## PROBLEM REQUIREMENTS
Scan the material below for lines with the word "JSON" and report how many there are, with nothing added.
'''
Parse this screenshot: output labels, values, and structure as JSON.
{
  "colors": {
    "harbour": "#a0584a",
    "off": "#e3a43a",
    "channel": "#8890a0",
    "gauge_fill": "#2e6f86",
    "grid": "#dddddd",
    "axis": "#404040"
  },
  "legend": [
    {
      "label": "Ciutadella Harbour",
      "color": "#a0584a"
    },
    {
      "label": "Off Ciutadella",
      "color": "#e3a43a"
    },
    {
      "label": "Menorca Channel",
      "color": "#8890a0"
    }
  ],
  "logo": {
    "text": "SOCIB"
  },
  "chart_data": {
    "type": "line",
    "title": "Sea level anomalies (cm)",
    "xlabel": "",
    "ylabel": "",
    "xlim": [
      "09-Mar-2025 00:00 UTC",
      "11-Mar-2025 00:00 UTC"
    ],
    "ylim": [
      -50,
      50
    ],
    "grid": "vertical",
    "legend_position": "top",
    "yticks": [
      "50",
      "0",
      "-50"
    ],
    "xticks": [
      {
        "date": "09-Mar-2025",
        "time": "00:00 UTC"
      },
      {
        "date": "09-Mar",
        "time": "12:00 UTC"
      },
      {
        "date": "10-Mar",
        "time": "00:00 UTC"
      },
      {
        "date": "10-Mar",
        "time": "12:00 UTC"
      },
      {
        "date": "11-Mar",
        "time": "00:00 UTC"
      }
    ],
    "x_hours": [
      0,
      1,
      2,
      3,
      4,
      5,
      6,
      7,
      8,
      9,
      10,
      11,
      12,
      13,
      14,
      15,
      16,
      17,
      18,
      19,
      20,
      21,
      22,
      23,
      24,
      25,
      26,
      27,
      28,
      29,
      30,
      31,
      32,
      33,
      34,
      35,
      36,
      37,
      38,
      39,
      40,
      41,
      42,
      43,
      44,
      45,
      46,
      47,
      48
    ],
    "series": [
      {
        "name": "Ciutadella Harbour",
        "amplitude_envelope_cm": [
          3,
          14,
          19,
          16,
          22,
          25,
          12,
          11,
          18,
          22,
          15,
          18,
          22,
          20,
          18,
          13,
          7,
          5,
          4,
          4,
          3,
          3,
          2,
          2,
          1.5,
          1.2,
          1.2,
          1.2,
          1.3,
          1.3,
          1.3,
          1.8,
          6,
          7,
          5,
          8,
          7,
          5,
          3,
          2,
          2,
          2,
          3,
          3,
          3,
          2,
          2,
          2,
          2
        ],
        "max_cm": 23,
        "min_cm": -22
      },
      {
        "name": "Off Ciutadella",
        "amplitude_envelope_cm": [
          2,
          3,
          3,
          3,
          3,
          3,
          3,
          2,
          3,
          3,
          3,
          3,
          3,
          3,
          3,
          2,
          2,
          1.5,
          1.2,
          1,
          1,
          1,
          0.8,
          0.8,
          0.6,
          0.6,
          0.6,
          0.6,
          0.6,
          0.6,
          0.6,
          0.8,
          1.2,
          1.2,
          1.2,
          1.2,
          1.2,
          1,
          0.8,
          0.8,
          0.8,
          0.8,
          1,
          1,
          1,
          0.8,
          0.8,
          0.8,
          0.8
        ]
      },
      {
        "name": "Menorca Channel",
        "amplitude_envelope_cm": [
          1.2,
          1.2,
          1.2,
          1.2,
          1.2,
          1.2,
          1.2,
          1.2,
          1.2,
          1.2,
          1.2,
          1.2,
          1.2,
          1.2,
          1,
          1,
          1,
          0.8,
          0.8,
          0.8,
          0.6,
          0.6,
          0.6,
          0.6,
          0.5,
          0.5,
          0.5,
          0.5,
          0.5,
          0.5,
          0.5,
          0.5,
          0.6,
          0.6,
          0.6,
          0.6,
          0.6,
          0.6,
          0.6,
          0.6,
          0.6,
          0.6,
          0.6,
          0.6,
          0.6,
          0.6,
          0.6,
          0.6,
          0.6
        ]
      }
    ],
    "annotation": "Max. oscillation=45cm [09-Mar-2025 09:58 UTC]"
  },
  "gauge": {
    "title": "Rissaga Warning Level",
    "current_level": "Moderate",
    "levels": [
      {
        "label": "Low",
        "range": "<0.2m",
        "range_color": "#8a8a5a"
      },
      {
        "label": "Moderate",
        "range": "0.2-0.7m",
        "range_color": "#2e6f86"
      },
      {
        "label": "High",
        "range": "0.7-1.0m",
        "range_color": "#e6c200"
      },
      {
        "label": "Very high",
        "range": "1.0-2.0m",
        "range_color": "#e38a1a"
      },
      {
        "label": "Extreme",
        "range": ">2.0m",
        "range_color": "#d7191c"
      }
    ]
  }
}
'''
'''
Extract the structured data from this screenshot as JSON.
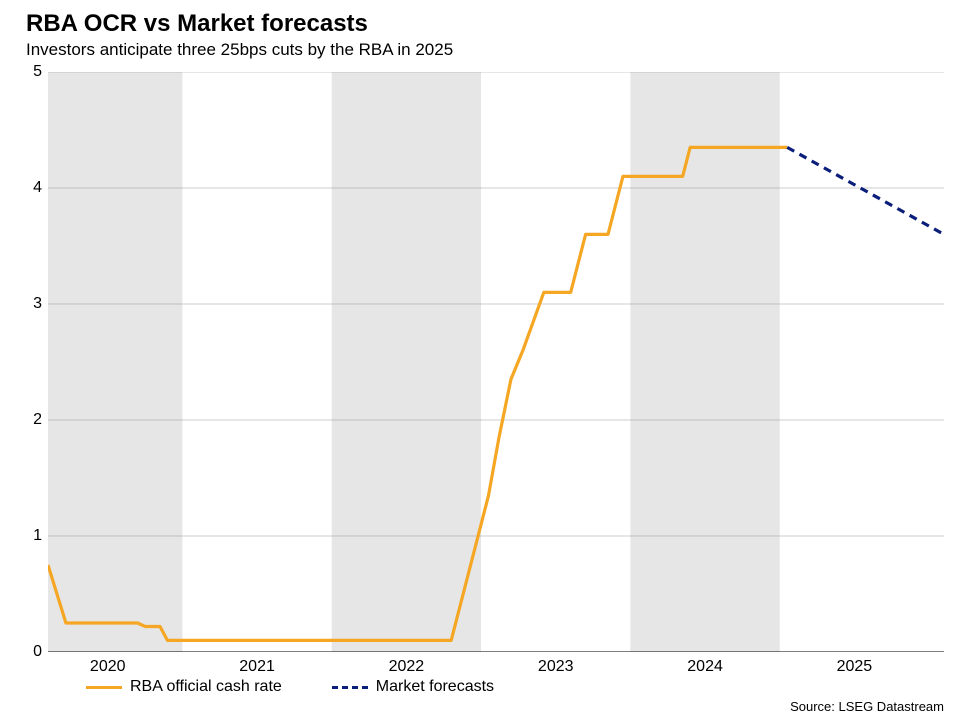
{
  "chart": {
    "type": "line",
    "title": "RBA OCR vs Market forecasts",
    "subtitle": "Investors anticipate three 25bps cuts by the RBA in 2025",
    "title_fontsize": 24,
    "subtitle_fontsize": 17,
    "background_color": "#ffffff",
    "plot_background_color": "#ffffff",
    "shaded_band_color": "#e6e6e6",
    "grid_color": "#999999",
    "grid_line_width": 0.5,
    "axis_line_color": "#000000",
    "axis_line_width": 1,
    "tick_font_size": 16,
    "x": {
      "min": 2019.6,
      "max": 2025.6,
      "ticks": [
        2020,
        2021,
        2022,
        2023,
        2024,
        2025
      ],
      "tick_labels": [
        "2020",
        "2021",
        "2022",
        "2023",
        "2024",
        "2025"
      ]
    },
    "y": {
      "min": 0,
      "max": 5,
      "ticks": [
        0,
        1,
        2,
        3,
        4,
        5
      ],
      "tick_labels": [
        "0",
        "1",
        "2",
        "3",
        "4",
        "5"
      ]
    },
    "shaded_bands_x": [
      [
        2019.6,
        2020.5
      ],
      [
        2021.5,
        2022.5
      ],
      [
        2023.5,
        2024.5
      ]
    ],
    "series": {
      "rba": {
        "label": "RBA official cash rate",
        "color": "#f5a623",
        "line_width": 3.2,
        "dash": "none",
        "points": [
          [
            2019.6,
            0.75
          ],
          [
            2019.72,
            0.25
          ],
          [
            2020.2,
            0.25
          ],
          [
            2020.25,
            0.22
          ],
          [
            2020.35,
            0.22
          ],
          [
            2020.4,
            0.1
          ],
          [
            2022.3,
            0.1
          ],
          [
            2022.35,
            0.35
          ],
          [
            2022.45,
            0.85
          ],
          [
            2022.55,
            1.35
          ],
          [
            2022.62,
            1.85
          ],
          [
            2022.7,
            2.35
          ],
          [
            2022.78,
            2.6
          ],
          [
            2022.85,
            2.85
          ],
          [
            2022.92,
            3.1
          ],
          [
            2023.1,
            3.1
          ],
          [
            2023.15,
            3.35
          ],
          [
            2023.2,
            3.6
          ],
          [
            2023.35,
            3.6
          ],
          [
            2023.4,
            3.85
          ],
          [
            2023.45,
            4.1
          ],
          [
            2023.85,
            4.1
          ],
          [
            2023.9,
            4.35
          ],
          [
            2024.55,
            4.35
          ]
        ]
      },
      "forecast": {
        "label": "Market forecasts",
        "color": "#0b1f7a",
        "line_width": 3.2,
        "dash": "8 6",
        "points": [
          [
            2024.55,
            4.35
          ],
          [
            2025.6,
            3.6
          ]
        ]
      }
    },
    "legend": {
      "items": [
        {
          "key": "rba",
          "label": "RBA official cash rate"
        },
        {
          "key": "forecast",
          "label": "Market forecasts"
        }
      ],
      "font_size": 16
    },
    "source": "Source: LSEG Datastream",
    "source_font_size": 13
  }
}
'''
## FINISHED ANSWER
2